Convert every line of the rows below into a JSON list of strings, one string per line, leaving out blank lines.

### Supplied material
>>>>
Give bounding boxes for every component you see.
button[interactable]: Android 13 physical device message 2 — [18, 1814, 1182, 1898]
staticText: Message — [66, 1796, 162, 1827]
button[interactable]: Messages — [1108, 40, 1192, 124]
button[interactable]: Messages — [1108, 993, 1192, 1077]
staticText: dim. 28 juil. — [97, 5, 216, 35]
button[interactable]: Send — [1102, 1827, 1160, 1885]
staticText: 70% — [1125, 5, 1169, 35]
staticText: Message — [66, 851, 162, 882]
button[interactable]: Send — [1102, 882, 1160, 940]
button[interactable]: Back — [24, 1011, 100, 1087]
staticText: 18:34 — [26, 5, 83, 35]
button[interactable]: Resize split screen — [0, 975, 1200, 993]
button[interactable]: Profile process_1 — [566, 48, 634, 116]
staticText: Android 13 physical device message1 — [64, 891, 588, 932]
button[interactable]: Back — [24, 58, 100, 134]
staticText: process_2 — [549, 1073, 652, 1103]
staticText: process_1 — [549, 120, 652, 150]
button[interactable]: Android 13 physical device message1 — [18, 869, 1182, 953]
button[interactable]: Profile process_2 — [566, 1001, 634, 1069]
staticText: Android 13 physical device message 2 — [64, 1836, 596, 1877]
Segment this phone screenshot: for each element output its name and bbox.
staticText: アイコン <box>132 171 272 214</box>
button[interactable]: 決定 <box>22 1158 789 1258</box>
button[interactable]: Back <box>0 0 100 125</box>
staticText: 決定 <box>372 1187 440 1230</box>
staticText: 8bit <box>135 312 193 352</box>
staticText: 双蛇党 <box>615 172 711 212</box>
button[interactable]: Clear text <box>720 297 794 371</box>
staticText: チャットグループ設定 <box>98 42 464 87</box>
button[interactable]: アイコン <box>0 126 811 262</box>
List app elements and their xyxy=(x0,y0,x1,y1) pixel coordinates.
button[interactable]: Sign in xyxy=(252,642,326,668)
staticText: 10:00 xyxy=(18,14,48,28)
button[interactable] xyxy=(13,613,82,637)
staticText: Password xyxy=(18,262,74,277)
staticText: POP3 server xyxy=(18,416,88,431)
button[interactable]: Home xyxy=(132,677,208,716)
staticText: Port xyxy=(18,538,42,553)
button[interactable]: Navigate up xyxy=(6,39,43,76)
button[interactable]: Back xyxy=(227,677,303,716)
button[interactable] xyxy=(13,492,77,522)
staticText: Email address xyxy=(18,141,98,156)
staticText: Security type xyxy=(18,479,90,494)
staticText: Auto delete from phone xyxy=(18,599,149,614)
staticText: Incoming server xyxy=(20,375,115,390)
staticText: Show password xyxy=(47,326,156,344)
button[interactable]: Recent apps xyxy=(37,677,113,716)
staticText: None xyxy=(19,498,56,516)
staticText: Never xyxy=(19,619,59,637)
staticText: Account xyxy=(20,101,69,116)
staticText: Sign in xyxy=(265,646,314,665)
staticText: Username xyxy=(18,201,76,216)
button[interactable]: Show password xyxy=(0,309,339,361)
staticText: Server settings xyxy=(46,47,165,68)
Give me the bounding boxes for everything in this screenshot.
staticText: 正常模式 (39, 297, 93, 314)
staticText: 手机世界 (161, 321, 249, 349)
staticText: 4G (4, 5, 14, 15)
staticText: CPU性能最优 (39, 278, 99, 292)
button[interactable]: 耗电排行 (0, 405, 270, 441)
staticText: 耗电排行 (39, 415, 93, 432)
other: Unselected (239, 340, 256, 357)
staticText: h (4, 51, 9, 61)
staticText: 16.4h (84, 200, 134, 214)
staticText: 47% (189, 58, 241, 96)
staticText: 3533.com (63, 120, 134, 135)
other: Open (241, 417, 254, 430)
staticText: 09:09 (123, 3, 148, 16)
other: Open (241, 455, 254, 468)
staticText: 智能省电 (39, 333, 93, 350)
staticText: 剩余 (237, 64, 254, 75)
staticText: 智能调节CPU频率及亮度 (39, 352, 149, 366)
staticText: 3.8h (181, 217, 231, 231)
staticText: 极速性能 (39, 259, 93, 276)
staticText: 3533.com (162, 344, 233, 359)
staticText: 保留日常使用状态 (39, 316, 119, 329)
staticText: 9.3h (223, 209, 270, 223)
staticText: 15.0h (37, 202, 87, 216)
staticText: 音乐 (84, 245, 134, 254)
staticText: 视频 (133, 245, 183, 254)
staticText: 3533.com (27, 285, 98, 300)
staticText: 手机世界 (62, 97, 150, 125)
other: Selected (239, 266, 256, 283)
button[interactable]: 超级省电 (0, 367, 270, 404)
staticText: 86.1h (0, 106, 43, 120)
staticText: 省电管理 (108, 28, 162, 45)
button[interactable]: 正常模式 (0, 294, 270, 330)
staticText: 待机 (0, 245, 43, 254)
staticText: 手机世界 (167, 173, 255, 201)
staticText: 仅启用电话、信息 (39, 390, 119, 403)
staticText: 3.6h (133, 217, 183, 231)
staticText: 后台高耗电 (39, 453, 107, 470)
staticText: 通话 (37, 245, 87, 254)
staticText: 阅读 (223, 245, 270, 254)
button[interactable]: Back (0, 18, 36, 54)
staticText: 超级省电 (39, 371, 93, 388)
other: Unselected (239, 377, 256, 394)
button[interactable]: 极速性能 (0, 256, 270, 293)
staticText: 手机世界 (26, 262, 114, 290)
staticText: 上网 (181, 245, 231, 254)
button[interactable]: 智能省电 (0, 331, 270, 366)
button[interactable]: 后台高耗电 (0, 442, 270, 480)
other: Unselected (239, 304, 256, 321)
<<<<
### Solution to the exercise
[
  "Give bounding boxes for every component you see.",
  "button[interactable]: Android 13 physical device message 2 — [18, 1814, 1182, 1898]",
  "staticText: Message — [66, 1796, 162, 1827]",
  "button[interactable]: Messages — [1108, 40, 1192, 124]",
  "button[interactable]: Messages — [1108, 993, 1192, 1077]",
  "staticText: dim. 28 juil. — [97, 5, 216, 35]",
  "button[interactable]: Send — [1102, 1827, 1160, 1885]",
  "staticText: 70% — [1125, 5, 1169, 35]",
  "staticText: Message — [66, 851, 162, 882]",
  "button[interactable]: Send — [1102, 882, 1160, 940]",
  "button[interactable]: Back — [24, 1011, 100, 1087]",
  "staticText: 18:34 — [26, 5, 83, 35]",
  "button[interactable]: Resize split screen — [0, 975, 1200, 993]",
  "button[interactable]: Profile process_1 — [566, 48, 634, 116]",
  "staticText: Android 13 physical device message1 — [64, 891, 588, 932]",
  "button[interactable]: Back — [24, 58, 100, 134]",
  "staticText: process_2 — [549, 1073, 652, 1103]",
  "staticText: process_1 — [549, 120, 652, 150]",
  "button[interactable]: Android 13 physical device message1 — [18, 869, 1182, 953]",
  "button[interactable]: Profile process_2 — [566, 1001, 634, 1069]",
  "staticText: Android 13 physical device message 2 — [64, 1836, 596, 1877]",
  "Segment this phone screenshot: for each element output its name and bbox.",
  "staticText: アイコン <box>132 171 272 214</box>",
  "button[interactable]: 決定 <box>22 1158 789 1258</box>",
  "button[interactable]: Back <box>0 0 100 125</box>",
  "staticText: 決定 <box>372 1187 440 1230</box>",
  "staticText: 8bit <box>135 312 193 352</box>",
  "staticText: 双蛇党 <box>615 172 711 212</box>",
  "button[interactable]: Clear text <box>720 297 794 371</box>",
  "staticText: チャットグループ設定 <box>98 42 464 87</box>",
  "button[interactable]: アイコン <box>0 126 811 262</box>",
  "List app elements and their xyxy=(x0,y0,x1,y1) pixel coordinates.",
  "button[interactable]: Sign in xyxy=(252,642,326,668)",
  "staticText: 10:00 xyxy=(18,14,48,28)",
  "button[interactable] xyxy=(13,613,82,637)",
  "staticText: Password xyxy=(18,262,74,277)",
  "staticText: POP3 server xyxy=(18,416,88,431)",
  "button[interactable]: Home xyxy=(132,677,208,716)",
  "staticText: Port xyxy=(18,538,42,553)",
  "button[interactable]: Navigate up xyxy=(6,39,43,76)",
  "button[interactable]: Back xyxy=(227,677,303,716)",
  "button[interactable] xyxy=(13,492,77,522)",
  "staticText: Email address xyxy=(18,141,98,156)",
  "staticText: Security type xyxy=(18,479,90,494)",
  "staticText: Auto delete from phone xyxy=(18,599,149,614)",
  "staticText: Incoming server xyxy=(20,375,115,390)",
  "staticText: Show password xyxy=(47,326,156,344)",
  "button[interactable]: Recent apps xyxy=(37,677,113,716)",
  "staticText: None xyxy=(19,498,56,516)",
  "staticText: Never xyxy=(19,619,59,637)",
  "staticText: Account xyxy=(20,101,69,116)",
  "staticText: Sign in xyxy=(265,646,314,665)",
  "staticText: Username xyxy=(18,201,76,216)",
  "button[interactable]: Show password xyxy=(0,309,339,361)",
  "staticText: Server settings xyxy=(46,47,165,68)",
  "Give me the bounding boxes for everything in this screenshot.",
  "staticText: 正常模式 (39, 297, 93, 314)",
  "staticText: 手机世界 (161, 321, 249, 349)",
  "staticText: 4G (4, 5, 14, 15)",
  "staticText: CPU性能最优 (39, 278, 99, 292)",
  "button[interactable]: 耗电排行 (0, 405, 270, 441)",
  "staticText: 耗电排行 (39, 415, 93, 432)",
  "other: Unselected (239, 340, 256, 357)",
  "staticText: h (4, 51, 9, 61)",
  "staticText: 16.4h (84, 200, 134, 214)",
  "staticText: 47% (189, 58, 241, 96)",
  "staticText: 3533.com (63, 120, 134, 135)",
  "other: Open (241, 417, 254, 430)",
  "staticText: 09:09 (123, 3, 148, 16)",
  "other: Open (241, 455, 254, 468)",
  "staticText: 智能省电 (39, 333, 93, 350)",
  "staticText: 剩余 (237, 64, 254, 75)",
  "staticText: 智能调节CPU频率及亮度 (39, 352, 149, 366)",
  "staticText: 3.8h (181, 217, 231, 231)",
  "staticText: 极速性能 (39, 259, 93, 276)",
  "staticText: 3533.com (162, 344, 233, 359)",
  "staticText: 保留日常使用状态 (39, 316, 119, 329)",
  "staticText: 9.3h (223, 209, 270, 223)",
  "staticText: 15.0h (37, 202, 87, 216)",
  "staticText: 音乐 (84, 245, 134, 254)",
  "staticText: 视频 (133, 245, 183, 254)",
  "staticText: 3533.com (27, 285, 98, 300)",
  "staticText: 手机世界 (62, 97, 150, 125)",
  "other: Selected (239, 266, 256, 283)",
  "button[interactable]: 超级省电 (0, 367, 270, 404)",
  "staticText: 86.1h (0, 106, 43, 120)",
  "staticText: 省电管理 (108, 28, 162, 45)",
  "button[interactable]: 正常模式 (0, 294, 270, 330)",
  "staticText: 待机 (0, 245, 43, 254)",
  "staticText: 手机世界 (167, 173, 255, 201)",
  "staticText: 仅启用电话、信息 (39, 390, 119, 403)",
  "staticText: 3.6h (133, 217, 183, 231)",
  "staticText: 后台高耗电 (39, 453, 107, 470)",
  "staticText: 通话 (37, 245, 87, 254)",
  "staticText: 阅读 (223, 245, 270, 254)",
  "button[interactable]: Back (0, 18, 36, 54)",
  "staticText: 超级省电 (39, 371, 93, 388)",
  "other: Unselected (239, 377, 256, 394)",
  "button[interactable]: 极速性能 (0, 256, 270, 293)",
  "staticText: 手机世界 (26, 262, 114, 290)",
  "staticText: 上网 (181, 245, 231, 254)",
  "button[interactable]: 智能省电 (0, 331, 270, 366)",
  "button[interactable]: 后台高耗电 (0, 442, 270, 480)",
  "other: Unselected (239, 304, 256, 321)"
]